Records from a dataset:
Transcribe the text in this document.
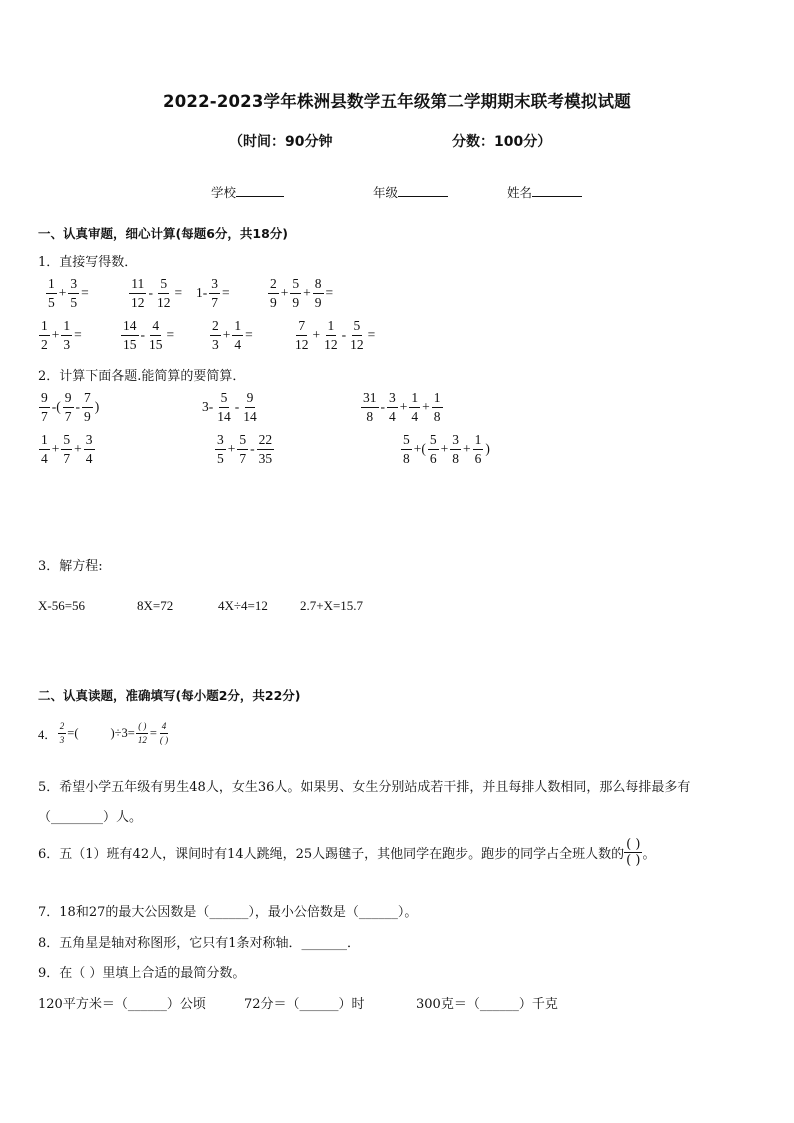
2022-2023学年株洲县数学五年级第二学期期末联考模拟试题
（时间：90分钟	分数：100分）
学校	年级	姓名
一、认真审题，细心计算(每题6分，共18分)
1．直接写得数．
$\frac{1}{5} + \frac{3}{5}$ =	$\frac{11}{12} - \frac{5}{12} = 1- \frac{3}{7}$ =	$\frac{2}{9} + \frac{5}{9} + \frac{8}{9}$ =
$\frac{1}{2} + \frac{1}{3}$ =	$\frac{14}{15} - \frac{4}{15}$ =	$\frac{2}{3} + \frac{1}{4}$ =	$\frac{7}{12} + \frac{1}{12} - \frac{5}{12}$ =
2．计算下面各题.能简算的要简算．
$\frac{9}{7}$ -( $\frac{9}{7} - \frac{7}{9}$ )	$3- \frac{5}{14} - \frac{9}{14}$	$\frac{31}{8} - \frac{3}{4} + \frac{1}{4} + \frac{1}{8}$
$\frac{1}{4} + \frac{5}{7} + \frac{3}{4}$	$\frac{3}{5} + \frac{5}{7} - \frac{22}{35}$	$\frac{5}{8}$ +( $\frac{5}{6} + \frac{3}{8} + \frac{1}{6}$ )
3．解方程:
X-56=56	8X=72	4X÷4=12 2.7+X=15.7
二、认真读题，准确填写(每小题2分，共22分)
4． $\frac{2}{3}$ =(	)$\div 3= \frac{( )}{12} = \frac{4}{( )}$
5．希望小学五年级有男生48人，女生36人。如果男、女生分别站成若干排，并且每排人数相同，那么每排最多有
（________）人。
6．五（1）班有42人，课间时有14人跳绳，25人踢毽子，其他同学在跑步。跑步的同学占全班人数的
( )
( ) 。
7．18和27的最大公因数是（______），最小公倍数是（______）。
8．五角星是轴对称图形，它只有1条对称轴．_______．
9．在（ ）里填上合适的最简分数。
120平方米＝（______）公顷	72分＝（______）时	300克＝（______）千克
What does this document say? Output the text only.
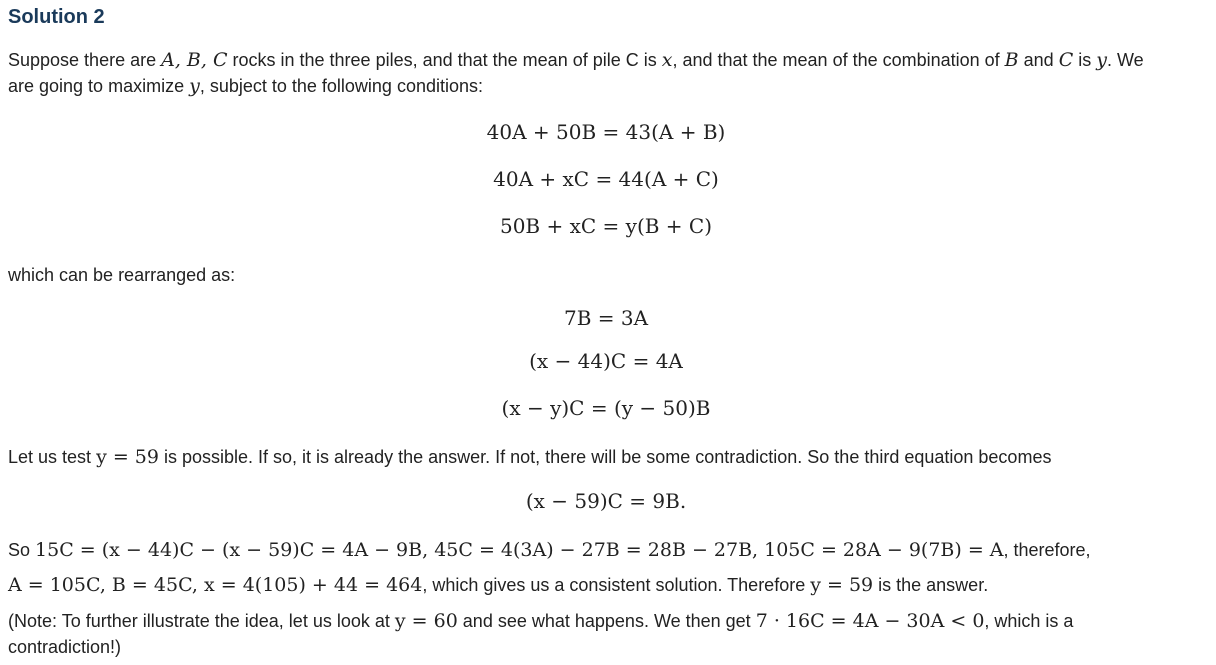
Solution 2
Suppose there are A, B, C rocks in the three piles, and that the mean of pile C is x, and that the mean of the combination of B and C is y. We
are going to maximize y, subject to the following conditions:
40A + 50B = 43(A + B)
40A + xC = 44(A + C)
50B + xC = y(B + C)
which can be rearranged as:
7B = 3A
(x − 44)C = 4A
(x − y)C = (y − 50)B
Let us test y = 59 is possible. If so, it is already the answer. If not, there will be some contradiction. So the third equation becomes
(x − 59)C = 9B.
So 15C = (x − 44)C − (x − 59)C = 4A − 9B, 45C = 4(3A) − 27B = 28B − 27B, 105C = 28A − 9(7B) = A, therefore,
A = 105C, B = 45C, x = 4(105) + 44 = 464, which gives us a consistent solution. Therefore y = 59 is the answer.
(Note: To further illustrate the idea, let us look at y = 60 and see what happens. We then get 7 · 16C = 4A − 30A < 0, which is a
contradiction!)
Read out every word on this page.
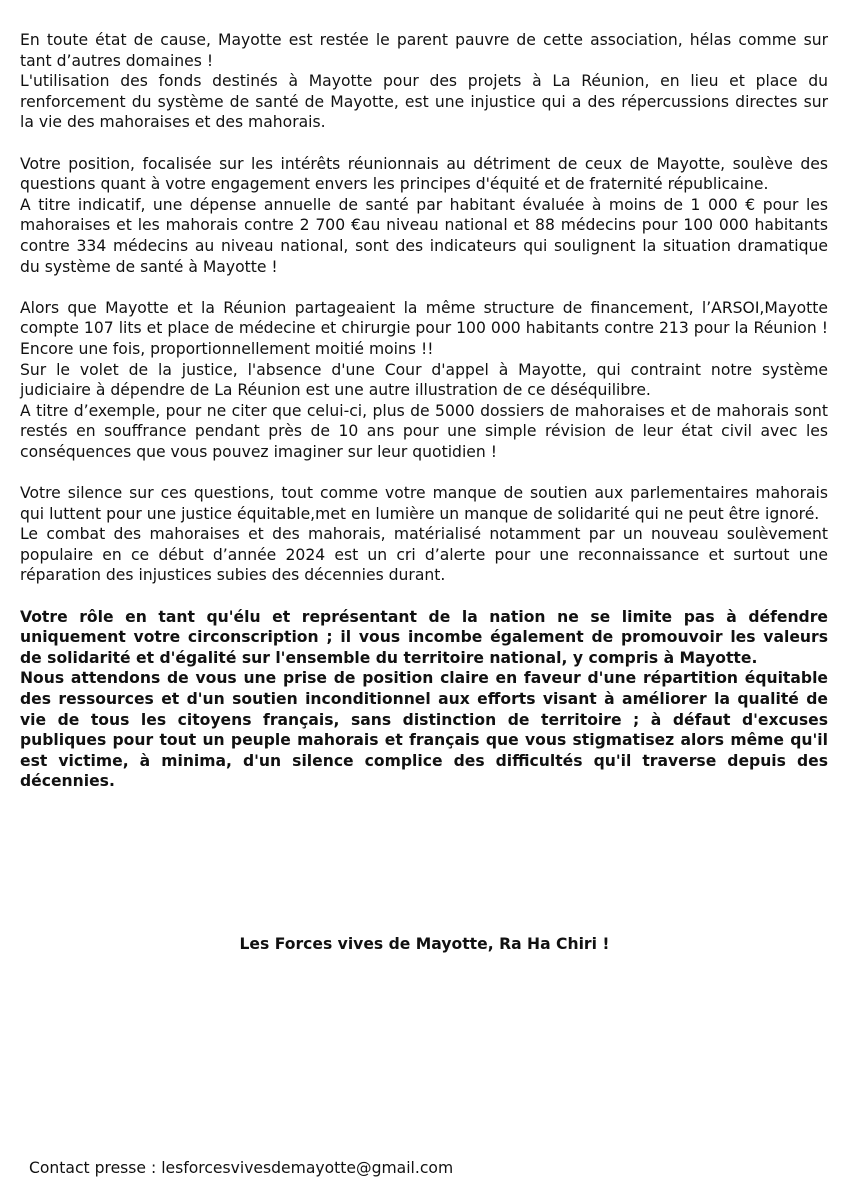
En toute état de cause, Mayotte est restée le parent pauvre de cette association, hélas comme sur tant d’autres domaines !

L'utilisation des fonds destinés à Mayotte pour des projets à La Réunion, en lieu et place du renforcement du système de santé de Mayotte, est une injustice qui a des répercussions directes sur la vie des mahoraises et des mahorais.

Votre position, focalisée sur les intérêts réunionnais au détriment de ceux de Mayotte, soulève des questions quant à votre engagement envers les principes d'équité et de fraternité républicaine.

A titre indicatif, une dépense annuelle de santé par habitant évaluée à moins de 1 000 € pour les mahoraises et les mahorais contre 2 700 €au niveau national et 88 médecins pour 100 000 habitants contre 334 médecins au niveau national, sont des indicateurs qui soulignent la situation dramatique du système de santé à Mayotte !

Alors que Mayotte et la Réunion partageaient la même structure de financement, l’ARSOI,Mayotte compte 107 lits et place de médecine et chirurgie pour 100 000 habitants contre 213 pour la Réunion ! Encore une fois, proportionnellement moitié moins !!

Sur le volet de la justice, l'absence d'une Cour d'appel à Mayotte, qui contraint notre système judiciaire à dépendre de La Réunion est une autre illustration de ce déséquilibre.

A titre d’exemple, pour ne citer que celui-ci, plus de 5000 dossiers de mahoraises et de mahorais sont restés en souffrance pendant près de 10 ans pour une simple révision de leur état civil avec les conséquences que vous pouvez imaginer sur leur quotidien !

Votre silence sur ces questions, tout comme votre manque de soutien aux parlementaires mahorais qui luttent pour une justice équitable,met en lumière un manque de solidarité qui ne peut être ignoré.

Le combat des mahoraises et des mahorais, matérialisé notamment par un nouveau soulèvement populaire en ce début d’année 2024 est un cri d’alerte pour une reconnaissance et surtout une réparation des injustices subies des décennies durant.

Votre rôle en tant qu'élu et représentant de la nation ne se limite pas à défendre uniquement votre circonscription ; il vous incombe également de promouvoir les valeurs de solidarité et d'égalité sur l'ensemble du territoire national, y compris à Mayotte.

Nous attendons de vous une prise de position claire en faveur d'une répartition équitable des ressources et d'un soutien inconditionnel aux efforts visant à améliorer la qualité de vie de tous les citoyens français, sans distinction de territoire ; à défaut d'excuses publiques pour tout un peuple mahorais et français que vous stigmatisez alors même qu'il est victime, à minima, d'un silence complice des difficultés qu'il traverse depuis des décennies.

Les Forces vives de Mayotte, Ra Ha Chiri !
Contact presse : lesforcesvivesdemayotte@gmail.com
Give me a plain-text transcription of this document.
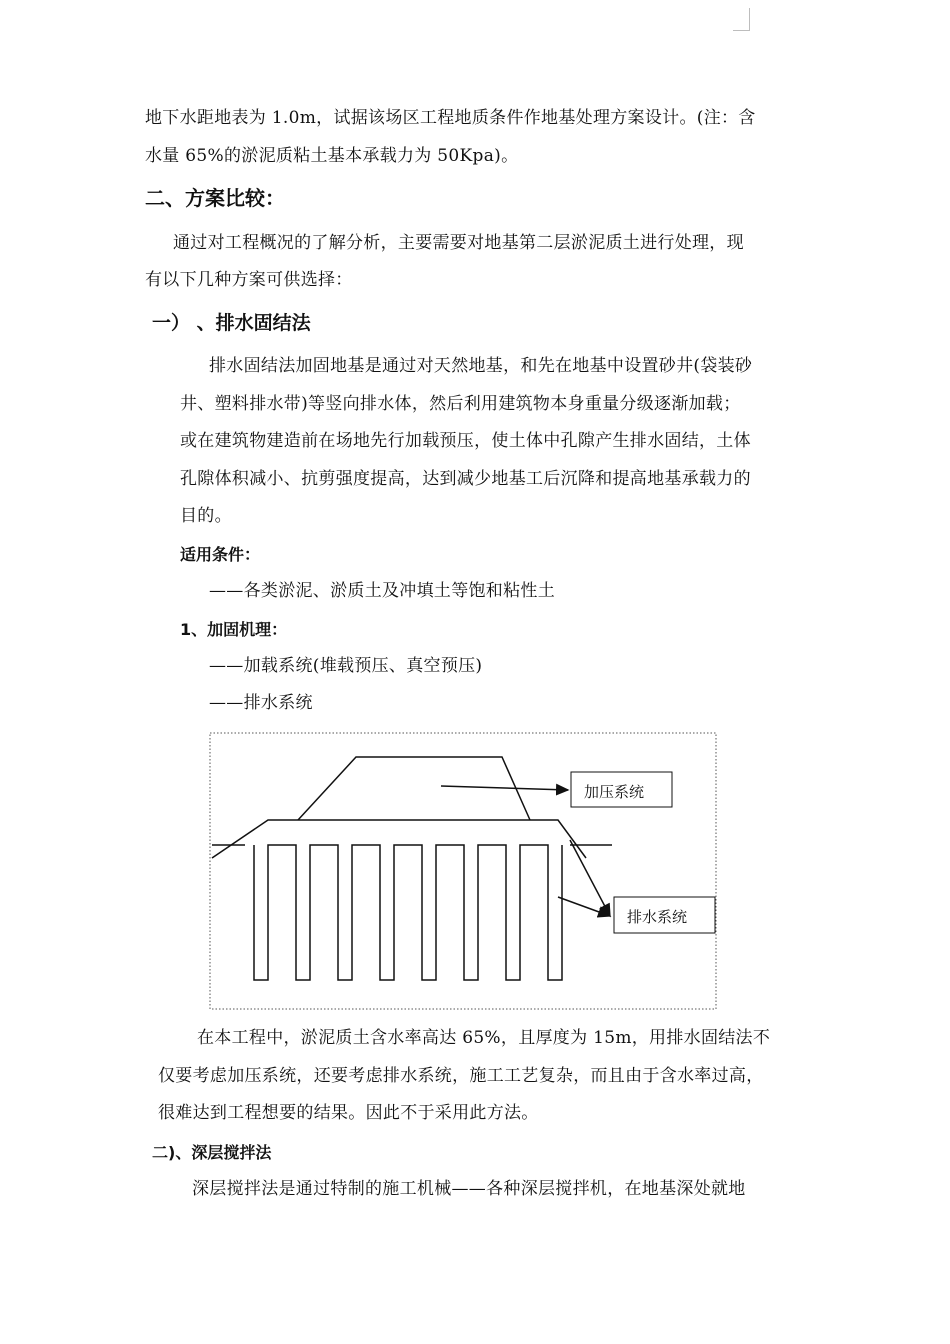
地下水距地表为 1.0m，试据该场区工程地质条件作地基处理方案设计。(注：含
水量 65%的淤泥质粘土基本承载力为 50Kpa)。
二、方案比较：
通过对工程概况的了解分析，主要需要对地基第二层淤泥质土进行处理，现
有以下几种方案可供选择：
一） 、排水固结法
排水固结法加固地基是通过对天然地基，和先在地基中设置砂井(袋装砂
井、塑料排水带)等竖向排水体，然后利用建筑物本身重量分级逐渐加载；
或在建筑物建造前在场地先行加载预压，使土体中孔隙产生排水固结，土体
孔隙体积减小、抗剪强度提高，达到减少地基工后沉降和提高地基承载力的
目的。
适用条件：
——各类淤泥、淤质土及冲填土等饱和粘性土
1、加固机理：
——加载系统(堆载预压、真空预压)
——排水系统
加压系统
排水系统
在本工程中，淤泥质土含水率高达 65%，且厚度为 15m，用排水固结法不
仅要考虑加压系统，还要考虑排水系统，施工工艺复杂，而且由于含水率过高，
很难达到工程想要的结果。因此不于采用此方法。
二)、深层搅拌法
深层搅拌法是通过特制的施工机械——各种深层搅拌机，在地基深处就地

#### [Objective]
Gather each line in the data that holds the string "habitants".

#### [Solution to this problem]
A titre indicatif, une dépense annuelle de santé par habitant évaluée à moins de 1 000 € pour les mahoraises et les mahorais contre 2 700 €au niveau national et 88 médecins pour 100 000 habitants contre 334 médecins au niveau national, sont des indicateurs qui soulignent la situation dramatique du système de santé à Mayotte !
Alors que Mayotte et la Réunion partageaient la même structure de financement, l’ARSOI,Mayotte compte 107 lits et place de médecine et chirurgie pour 100 000 habitants contre 213 pour la Réunion ! Encore une fois, proportionnellement moitié moins !!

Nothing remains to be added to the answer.